What you will do ▸ Find every line containing the word "panel" in the records below; report only how many there are.

══ Data extract ══

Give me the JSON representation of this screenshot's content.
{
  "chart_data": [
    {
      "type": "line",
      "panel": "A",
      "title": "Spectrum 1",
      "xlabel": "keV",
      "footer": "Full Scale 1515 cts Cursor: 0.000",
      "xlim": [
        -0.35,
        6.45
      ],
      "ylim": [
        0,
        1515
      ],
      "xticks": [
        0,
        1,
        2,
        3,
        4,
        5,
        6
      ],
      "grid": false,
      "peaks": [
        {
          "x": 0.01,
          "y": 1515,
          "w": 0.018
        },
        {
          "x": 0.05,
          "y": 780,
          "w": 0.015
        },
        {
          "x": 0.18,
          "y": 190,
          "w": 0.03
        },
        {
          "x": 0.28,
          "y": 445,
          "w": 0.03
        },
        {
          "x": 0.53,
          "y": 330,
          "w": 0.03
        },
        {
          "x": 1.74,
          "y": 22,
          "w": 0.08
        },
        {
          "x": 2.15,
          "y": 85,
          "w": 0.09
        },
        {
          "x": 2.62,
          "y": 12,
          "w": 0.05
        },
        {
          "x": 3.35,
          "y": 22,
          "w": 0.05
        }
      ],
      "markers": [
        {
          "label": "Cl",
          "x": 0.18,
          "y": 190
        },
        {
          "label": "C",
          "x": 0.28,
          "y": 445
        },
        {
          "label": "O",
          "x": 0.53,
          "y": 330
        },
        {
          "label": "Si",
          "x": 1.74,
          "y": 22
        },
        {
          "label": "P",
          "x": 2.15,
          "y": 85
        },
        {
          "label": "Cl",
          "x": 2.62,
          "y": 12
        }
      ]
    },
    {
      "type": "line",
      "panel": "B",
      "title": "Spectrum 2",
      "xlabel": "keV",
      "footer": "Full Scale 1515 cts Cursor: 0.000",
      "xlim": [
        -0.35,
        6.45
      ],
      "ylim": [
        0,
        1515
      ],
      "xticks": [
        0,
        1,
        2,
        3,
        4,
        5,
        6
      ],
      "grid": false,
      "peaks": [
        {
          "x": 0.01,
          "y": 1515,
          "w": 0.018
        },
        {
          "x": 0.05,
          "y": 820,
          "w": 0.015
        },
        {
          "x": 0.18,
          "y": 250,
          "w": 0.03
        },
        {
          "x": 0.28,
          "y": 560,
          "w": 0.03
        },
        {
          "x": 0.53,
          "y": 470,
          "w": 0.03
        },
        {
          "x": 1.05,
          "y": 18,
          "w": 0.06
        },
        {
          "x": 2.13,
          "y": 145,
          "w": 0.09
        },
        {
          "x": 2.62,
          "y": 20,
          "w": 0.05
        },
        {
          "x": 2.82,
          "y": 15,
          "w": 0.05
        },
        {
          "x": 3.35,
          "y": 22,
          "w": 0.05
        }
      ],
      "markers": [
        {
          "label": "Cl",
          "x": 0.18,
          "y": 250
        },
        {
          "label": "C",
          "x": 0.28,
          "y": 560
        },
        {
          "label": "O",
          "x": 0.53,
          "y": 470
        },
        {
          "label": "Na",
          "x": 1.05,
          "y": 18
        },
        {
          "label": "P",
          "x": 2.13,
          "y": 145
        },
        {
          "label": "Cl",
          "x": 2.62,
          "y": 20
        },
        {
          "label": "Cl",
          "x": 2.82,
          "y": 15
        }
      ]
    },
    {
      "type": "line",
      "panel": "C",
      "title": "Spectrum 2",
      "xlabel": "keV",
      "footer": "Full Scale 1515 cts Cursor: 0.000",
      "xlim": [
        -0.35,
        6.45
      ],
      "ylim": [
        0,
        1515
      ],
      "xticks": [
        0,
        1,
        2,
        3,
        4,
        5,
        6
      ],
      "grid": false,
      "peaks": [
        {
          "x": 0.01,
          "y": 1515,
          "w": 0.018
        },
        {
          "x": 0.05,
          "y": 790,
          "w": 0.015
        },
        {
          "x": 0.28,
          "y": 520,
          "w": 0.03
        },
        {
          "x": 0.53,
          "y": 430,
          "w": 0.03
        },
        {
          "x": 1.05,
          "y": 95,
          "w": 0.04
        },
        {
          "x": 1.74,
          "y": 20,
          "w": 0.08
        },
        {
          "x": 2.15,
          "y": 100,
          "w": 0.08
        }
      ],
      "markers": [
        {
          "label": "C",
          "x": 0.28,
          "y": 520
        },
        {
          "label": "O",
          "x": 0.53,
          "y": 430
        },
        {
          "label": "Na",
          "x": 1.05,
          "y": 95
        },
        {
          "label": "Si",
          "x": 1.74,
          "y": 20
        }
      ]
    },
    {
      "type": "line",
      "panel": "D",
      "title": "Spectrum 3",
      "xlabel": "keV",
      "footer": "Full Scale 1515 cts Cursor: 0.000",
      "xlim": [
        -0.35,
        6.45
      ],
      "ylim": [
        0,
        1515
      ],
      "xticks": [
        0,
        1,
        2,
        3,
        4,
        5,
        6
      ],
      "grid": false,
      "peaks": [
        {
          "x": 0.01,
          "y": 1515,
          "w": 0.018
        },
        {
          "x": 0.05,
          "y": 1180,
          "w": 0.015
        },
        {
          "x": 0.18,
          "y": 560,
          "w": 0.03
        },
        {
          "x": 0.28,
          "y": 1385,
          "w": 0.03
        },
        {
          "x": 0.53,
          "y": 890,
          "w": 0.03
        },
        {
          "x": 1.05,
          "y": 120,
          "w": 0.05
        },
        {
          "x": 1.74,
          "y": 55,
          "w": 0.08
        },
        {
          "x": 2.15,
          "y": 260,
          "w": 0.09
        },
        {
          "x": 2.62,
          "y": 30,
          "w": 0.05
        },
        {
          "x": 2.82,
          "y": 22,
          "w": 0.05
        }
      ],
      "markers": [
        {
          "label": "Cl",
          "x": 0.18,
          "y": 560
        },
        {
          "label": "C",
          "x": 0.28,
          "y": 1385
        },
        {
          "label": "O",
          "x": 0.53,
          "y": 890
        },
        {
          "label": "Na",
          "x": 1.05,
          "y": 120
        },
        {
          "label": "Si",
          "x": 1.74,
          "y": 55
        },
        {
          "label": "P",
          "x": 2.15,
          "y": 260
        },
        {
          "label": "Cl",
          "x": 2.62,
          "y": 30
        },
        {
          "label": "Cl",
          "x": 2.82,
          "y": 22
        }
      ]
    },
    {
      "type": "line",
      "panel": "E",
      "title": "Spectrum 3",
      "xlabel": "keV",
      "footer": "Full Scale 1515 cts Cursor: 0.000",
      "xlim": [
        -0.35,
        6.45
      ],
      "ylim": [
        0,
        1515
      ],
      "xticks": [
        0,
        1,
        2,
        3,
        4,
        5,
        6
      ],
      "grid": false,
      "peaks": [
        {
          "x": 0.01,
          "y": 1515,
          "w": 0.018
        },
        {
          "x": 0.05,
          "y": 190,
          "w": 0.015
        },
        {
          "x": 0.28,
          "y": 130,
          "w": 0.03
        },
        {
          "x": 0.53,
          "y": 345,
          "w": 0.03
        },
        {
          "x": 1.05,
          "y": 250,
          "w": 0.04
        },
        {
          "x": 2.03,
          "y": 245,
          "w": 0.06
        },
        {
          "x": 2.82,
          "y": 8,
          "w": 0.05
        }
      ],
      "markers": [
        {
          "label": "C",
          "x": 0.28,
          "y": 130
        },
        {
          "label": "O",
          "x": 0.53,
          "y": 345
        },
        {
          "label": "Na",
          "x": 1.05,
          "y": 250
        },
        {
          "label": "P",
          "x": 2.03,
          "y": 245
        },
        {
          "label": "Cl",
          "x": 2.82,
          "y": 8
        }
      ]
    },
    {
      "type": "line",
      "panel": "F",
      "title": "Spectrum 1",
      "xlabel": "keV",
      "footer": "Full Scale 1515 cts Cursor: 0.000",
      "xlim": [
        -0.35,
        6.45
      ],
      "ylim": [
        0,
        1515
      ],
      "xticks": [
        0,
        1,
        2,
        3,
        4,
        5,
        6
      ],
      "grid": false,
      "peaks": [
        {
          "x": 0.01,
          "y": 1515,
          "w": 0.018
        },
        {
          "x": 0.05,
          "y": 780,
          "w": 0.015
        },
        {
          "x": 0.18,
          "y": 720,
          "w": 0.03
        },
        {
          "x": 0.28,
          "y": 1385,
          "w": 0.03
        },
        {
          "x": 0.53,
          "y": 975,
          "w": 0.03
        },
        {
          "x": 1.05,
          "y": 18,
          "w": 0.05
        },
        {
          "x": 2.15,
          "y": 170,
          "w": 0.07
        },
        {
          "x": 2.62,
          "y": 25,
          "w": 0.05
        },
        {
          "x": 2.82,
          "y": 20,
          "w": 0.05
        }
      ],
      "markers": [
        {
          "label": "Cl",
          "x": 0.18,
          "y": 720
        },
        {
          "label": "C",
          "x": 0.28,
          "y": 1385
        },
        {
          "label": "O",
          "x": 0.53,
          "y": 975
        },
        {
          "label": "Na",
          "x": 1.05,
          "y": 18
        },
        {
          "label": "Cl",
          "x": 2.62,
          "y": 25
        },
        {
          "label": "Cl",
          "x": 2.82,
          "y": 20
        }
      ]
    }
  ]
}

═══

Complete response ▸ 6